● **Task description**:
Extract the full set of records that follows, word for word.
— BEGIN Records —
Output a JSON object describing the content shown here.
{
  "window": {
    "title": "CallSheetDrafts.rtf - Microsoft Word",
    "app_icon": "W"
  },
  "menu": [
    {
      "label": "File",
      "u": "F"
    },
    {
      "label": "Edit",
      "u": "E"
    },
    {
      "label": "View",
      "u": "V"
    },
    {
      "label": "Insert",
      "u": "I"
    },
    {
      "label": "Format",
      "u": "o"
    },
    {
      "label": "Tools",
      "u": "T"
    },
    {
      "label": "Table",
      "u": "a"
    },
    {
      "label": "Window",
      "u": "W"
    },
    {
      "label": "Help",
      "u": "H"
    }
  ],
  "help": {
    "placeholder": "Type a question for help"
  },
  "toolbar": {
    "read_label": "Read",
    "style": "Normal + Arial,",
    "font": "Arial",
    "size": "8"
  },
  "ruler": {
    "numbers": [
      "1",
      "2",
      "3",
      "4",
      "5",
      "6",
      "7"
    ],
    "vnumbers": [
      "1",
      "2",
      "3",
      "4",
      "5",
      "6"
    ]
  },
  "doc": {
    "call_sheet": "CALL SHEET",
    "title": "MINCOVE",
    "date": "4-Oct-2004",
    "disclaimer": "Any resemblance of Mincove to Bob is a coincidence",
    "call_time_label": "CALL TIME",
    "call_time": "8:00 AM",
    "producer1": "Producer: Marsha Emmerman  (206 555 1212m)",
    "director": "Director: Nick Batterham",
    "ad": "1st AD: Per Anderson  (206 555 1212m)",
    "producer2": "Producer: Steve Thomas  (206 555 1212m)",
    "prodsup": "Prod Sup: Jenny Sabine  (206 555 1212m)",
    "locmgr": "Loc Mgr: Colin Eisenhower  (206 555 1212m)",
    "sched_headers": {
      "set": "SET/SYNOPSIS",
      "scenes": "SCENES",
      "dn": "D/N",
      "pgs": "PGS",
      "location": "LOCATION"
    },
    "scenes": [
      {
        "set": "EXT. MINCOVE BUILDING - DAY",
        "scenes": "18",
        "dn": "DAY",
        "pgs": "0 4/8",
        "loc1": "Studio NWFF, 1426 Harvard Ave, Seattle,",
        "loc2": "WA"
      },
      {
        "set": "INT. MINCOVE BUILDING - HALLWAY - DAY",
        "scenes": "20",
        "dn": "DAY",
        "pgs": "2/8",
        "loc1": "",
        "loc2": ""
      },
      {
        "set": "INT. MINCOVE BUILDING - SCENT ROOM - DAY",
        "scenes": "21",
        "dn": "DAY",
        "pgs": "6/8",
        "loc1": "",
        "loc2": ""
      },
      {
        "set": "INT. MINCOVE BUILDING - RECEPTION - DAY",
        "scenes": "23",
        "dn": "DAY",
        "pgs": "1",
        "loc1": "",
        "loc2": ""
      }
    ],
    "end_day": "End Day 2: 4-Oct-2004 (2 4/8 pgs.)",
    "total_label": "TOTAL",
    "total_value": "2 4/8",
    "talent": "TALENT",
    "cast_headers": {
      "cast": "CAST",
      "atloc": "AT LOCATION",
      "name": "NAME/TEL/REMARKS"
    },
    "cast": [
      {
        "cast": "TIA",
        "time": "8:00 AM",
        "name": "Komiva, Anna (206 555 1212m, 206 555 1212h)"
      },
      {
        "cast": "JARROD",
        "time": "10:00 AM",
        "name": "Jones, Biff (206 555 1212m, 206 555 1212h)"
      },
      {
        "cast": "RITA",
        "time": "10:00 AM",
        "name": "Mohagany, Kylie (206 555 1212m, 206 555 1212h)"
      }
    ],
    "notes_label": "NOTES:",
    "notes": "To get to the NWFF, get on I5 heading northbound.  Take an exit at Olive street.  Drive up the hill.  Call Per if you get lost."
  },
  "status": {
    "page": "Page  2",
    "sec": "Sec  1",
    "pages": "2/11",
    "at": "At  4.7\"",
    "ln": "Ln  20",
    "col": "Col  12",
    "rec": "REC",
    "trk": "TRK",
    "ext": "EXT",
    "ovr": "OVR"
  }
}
— END Records —
● **Answer below**:
Output a JSON object describing the content shown here.
{
  "window": {
    "title": "CallSheetDrafts.rtf - Microsoft Word",
    "app_icon": "W"
  },
  "menu": [
    {
      "label": "File",
      "u": "F"
    },
    {
      "label": "Edit",
      "u": "E"
    },
    {
      "label": "View",
      "u": "V"
    },
    {
      "label": "Insert",
      "u": "I"
    },
    {
      "label": "Format",
      "u": "o"
    },
    {
      "label": "Tools",
      "u": "T"
    },
    {
      "label": "Table",
      "u": "a"
    },
    {
      "label": "Window",
      "u": "W"
    },
    {
      "label": "Help",
      "u": "H"
    }
  ],
  "help": {
    "placeholder": "Type a question for help"
  },
  "toolbar": {
    "read_label": "Read",
    "style": "Normal + Arial,",
    "font": "Arial",
    "size": "8"
  },
  "ruler": {
    "numbers": [
      "1",
      "2",
      "3",
      "4",
      "5",
      "6",
      "7"
    ],
    "vnumbers": [
      "1",
      "2",
      "3",
      "4",
      "5",
      "6"
    ]
  },
  "doc": {
    "call_sheet": "CALL SHEET",
    "title": "MINCOVE",
    "date": "4-Oct-2004",
    "disclaimer": "Any resemblance of Mincove to Bob is a coincidence",
    "call_time_label": "CALL TIME",
    "call_time": "8:00 AM",
    "producer1": "Producer: Marsha Emmerman  (206 555 1212m)",
    "director": "Director: Nick Batterham",
    "ad": "1st AD: Per Anderson  (206 555 1212m)",
    "producer2": "Producer: Steve Thomas  (206 555 1212m)",
    "prodsup": "Prod Sup: Jenny Sabine  (206 555 1212m)",
    "locmgr": "Loc Mgr: Colin Eisenhower  (206 555 1212m)",
    "sched_headers": {
      "set": "SET/SYNOPSIS",
      "scenes": "SCENES",
      "dn": "D/N",
      "pgs": "PGS",
      "location": "LOCATION"
    },
    "scenes": [
      {
        "set": "EXT. MINCOVE BUILDING - DAY",
        "scenes": "18",
        "dn": "DAY",
        "pgs": "0 4/8",
        "loc1": "Studio NWFF, 1426 Harvard Ave, Seattle,",
        "loc2": "WA"
      },
      {
        "set": "INT. MINCOVE BUILDING - HALLWAY - DAY",
        "scenes": "20",
        "dn": "DAY",
        "pgs": "2/8",
        "loc1": "",
        "loc2": ""
      },
      {
        "set": "INT. MINCOVE BUILDING - SCENT ROOM - DAY",
        "scenes": "21",
        "dn": "DAY",
        "pgs": "6/8",
        "loc1": "",
        "loc2": ""
      },
      {
        "set": "INT. MINCOVE BUILDING - RECEPTION - DAY",
        "scenes": "23",
        "dn": "DAY",
        "pgs": "1",
        "loc1": "",
        "loc2": ""
      }
    ],
    "end_day": "End Day 2: 4-Oct-2004 (2 4/8 pgs.)",
    "total_label": "TOTAL",
    "total_value": "2 4/8",
    "talent": "TALENT",
    "cast_headers": {
      "cast": "CAST",
      "atloc": "AT LOCATION",
      "name": "NAME/TEL/REMARKS"
    },
    "cast": [
      {
        "cast": "TIA",
        "time": "8:00 AM",
        "name": "Komiva, Anna (206 555 1212m, 206 555 1212h)"
      },
      {
        "cast": "JARROD",
        "time": "10:00 AM",
        "name": "Jones, Biff (206 555 1212m, 206 555 1212h)"
      },
      {
        "cast": "RITA",
        "time": "10:00 AM",
        "name": "Mohagany, Kylie (206 555 1212m, 206 555 1212h)"
      }
    ],
    "notes_label": "NOTES:",
    "notes": "To get to the NWFF, get on I5 heading northbound.  Take an exit at Olive street.  Drive up the hill.  Call Per if you get lost."
  },
  "status": {
    "page": "Page  2",
    "sec": "Sec  1",
    "pages": "2/11",
    "at": "At  4.7\"",
    "ln": "Ln  20",
    "col": "Col  12",
    "rec": "REC",
    "trk": "TRK",
    "ext": "EXT",
    "ovr": "OVR"
  }
}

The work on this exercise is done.